• **To be done**: Only the pictures are left out: repeat the rest of the entries exactly.

• **Source material**:

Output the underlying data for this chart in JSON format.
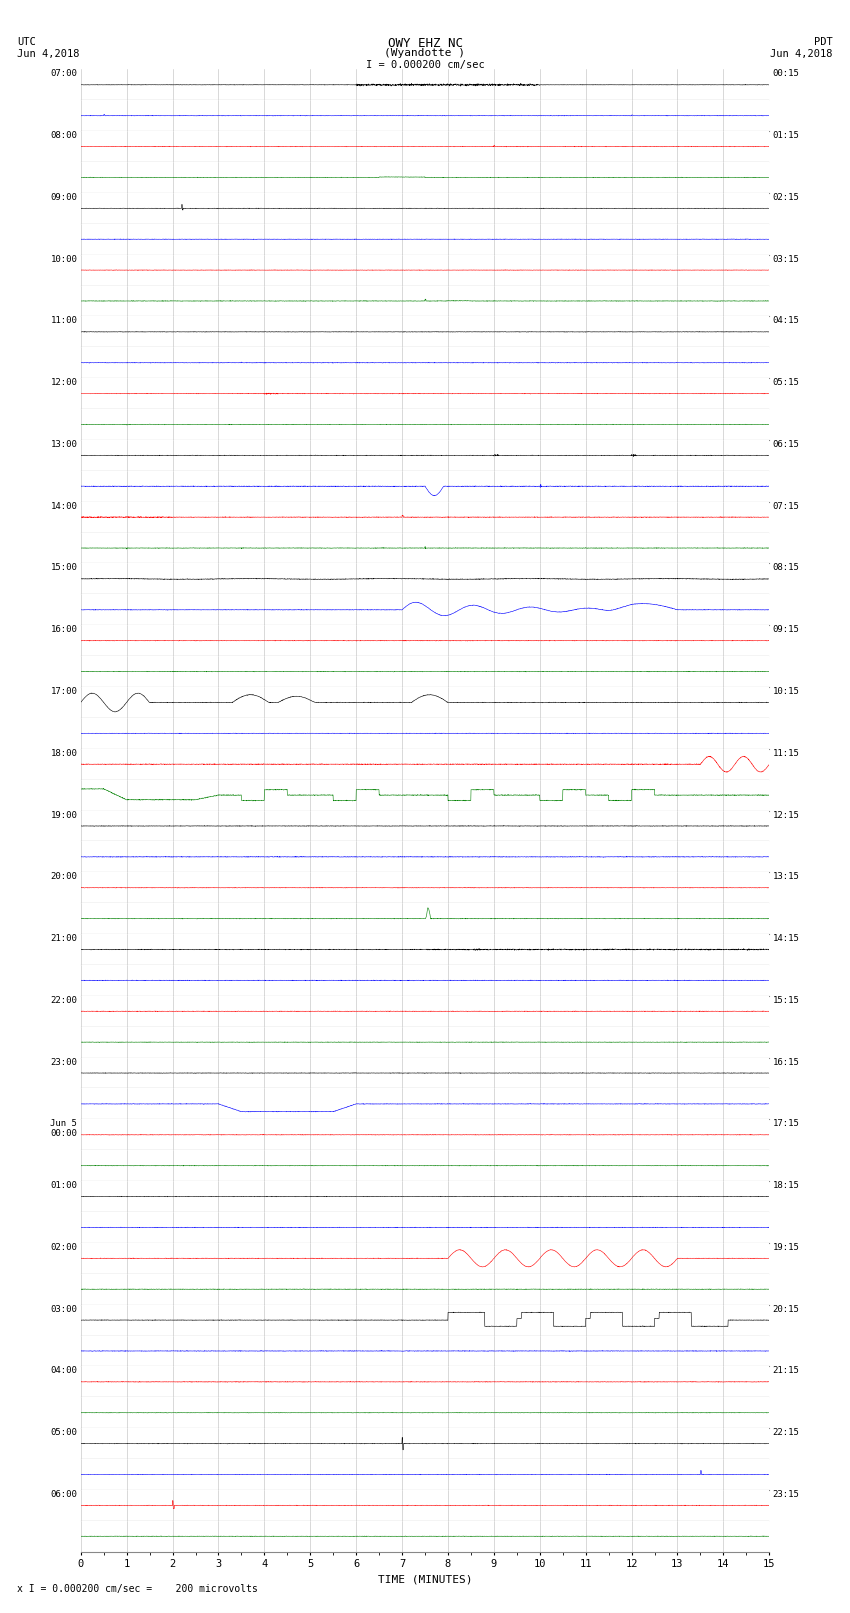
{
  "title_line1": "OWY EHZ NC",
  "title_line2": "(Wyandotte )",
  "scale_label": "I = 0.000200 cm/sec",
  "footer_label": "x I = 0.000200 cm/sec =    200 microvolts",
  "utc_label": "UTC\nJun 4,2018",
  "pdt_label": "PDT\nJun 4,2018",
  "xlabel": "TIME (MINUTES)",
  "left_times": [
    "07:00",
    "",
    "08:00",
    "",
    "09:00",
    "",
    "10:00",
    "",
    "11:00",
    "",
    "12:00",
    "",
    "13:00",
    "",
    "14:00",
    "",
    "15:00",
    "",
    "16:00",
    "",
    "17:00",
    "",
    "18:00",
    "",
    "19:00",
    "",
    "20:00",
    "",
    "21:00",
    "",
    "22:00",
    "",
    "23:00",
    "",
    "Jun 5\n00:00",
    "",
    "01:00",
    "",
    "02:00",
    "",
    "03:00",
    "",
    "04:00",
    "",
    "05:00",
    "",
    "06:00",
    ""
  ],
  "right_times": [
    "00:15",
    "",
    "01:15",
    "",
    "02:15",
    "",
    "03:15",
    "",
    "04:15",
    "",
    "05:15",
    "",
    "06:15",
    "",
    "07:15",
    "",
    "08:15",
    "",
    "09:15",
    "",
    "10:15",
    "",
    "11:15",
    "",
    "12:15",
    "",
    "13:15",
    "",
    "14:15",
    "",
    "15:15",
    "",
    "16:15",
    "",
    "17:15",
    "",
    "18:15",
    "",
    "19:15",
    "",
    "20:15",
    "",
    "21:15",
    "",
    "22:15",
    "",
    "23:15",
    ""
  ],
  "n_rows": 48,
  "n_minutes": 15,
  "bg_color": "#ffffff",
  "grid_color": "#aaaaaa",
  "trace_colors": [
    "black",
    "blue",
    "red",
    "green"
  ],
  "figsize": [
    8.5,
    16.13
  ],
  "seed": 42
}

• **Final result**:
Output the underlying data for this chart in JSON format.
{
  "title_line1": "OWY EHZ NC",
  "title_line2": "(Wyandotte )",
  "scale_label": "I = 0.000200 cm/sec",
  "footer_label": "x I = 0.000200 cm/sec =    200 microvolts",
  "utc_label": "UTC\nJun 4,2018",
  "pdt_label": "PDT\nJun 4,2018",
  "xlabel": "TIME (MINUTES)",
  "left_times": [
    "07:00",
    "",
    "08:00",
    "",
    "09:00",
    "",
    "10:00",
    "",
    "11:00",
    "",
    "12:00",
    "",
    "13:00",
    "",
    "14:00",
    "",
    "15:00",
    "",
    "16:00",
    "",
    "17:00",
    "",
    "18:00",
    "",
    "19:00",
    "",
    "20:00",
    "",
    "21:00",
    "",
    "22:00",
    "",
    "23:00",
    "",
    "Jun 5\n00:00",
    "",
    "01:00",
    "",
    "02:00",
    "",
    "03:00",
    "",
    "04:00",
    "",
    "05:00",
    "",
    "06:00",
    ""
  ],
  "right_times": [
    "00:15",
    "",
    "01:15",
    "",
    "02:15",
    "",
    "03:15",
    "",
    "04:15",
    "",
    "05:15",
    "",
    "06:15",
    "",
    "07:15",
    "",
    "08:15",
    "",
    "09:15",
    "",
    "10:15",
    "",
    "11:15",
    "",
    "12:15",
    "",
    "13:15",
    "",
    "14:15",
    "",
    "15:15",
    "",
    "16:15",
    "",
    "17:15",
    "",
    "18:15",
    "",
    "19:15",
    "",
    "20:15",
    "",
    "21:15",
    "",
    "22:15",
    "",
    "23:15",
    ""
  ],
  "n_rows": 48,
  "n_minutes": 15,
  "bg_color": "#ffffff",
  "grid_color": "#aaaaaa",
  "trace_colors": [
    "black",
    "blue",
    "red",
    "green"
  ],
  "figsize": [
    8.5,
    16.13
  ],
  "seed": 42
}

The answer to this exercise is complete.